*INPUT FOR THIS TASK*.
— BEGIN —

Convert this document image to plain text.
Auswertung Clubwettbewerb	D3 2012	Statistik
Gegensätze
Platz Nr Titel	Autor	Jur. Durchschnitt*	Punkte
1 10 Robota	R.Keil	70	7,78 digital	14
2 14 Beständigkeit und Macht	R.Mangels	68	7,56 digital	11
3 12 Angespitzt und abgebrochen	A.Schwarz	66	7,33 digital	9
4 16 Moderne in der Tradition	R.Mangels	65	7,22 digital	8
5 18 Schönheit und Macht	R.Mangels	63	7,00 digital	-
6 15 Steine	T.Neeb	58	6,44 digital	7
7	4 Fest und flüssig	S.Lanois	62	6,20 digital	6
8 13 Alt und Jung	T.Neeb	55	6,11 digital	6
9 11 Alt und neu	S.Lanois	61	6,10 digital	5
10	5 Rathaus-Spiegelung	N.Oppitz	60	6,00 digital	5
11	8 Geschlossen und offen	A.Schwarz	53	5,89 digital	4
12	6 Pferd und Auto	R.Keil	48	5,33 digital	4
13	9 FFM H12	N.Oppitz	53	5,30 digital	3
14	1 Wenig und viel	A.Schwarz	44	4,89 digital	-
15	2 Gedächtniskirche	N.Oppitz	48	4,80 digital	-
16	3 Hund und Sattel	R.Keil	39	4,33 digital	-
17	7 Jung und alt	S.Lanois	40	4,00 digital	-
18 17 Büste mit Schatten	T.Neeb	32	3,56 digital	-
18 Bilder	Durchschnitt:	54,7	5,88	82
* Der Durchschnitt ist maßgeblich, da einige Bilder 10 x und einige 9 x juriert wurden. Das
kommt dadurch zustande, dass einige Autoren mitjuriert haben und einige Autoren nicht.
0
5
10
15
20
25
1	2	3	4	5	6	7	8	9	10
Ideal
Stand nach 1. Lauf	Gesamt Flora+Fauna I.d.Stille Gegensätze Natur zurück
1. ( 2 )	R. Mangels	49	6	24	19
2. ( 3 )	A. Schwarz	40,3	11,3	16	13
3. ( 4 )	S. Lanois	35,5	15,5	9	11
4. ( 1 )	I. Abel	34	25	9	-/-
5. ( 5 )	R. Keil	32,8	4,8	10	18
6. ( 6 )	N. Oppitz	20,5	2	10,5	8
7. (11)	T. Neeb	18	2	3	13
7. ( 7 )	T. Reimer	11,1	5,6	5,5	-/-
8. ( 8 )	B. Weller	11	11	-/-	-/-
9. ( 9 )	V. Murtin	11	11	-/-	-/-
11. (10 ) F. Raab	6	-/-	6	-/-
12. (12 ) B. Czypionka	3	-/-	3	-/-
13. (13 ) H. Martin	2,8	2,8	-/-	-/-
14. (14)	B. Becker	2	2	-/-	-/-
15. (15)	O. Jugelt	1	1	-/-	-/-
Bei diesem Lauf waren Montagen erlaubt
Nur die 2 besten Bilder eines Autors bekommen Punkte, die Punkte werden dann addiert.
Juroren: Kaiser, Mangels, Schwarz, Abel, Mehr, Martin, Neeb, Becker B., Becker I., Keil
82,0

— END —

Pick out all the lines with the word "Jung" in them and copy them.

8 13 Alt und Jung	T.Neeb	55	6,11 digital	6
17	7 Jung und alt	S.Lanois	40	4,00 digital	-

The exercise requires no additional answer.